• Rows:
════════
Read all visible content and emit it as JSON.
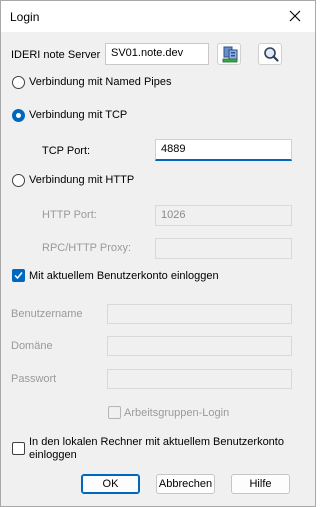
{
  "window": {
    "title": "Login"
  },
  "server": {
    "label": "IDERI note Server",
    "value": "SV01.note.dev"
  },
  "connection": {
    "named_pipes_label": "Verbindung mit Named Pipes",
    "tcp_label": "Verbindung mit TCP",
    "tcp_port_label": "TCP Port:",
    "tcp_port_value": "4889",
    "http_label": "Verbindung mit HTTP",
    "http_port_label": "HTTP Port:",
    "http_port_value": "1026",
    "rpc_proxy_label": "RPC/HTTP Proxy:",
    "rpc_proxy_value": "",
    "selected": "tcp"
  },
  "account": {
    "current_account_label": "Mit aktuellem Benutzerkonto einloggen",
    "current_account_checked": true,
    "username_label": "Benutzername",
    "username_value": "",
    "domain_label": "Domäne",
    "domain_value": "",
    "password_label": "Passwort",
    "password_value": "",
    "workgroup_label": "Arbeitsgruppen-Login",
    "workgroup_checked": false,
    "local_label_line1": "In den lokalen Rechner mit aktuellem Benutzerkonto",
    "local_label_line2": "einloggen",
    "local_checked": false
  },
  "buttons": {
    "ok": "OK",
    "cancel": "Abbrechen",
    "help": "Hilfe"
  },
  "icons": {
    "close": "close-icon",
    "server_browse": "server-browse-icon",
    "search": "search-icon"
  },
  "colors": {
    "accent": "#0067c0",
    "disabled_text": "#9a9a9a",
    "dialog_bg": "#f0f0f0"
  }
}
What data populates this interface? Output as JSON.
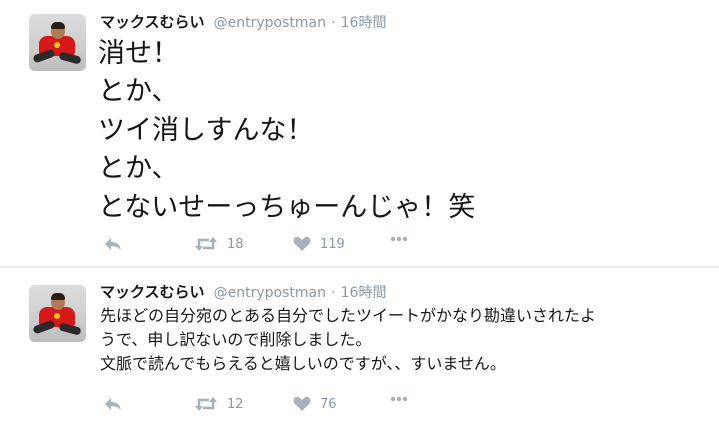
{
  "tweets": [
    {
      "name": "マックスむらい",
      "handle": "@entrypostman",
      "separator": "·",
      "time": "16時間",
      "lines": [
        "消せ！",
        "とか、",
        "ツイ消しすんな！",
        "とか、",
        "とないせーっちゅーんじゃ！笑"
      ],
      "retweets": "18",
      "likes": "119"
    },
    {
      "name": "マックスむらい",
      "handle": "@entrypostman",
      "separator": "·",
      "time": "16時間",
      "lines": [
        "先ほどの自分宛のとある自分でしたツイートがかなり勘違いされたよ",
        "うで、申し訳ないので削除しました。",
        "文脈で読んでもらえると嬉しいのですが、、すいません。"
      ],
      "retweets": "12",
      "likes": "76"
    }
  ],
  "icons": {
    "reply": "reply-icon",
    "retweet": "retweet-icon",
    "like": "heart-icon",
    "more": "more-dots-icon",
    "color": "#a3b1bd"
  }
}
════════
• Task objective: The lines to repeat start at the one holding "What data populates" and run through the last line of the records above; write them out exactly, both ends included, but not the pictures.

• Task response:
What data populates this interface? Output as JSON.
{
  "tweets": [
    {
      "name": "マックスむらい",
      "handle": "@entrypostman",
      "separator": "·",
      "time": "16時間",
      "lines": [
        "消せ！",
        "とか、",
        "ツイ消しすんな！",
        "とか、",
        "とないせーっちゅーんじゃ！笑"
      ],
      "retweets": "18",
      "likes": "119"
    },
    {
      "name": "マックスむらい",
      "handle": "@entrypostman",
      "separator": "·",
      "time": "16時間",
      "lines": [
        "先ほどの自分宛のとある自分でしたツイートがかなり勘違いされたよ",
        "うで、申し訳ないので削除しました。",
        "文脈で読んでもらえると嬉しいのですが、、すいません。"
      ],
      "retweets": "12",
      "likes": "76"
    }
  ],
  "icons": {
    "reply": "reply-icon",
    "retweet": "retweet-icon",
    "like": "heart-icon",
    "more": "more-dots-icon",
    "color": "#a3b1bd"
  }
}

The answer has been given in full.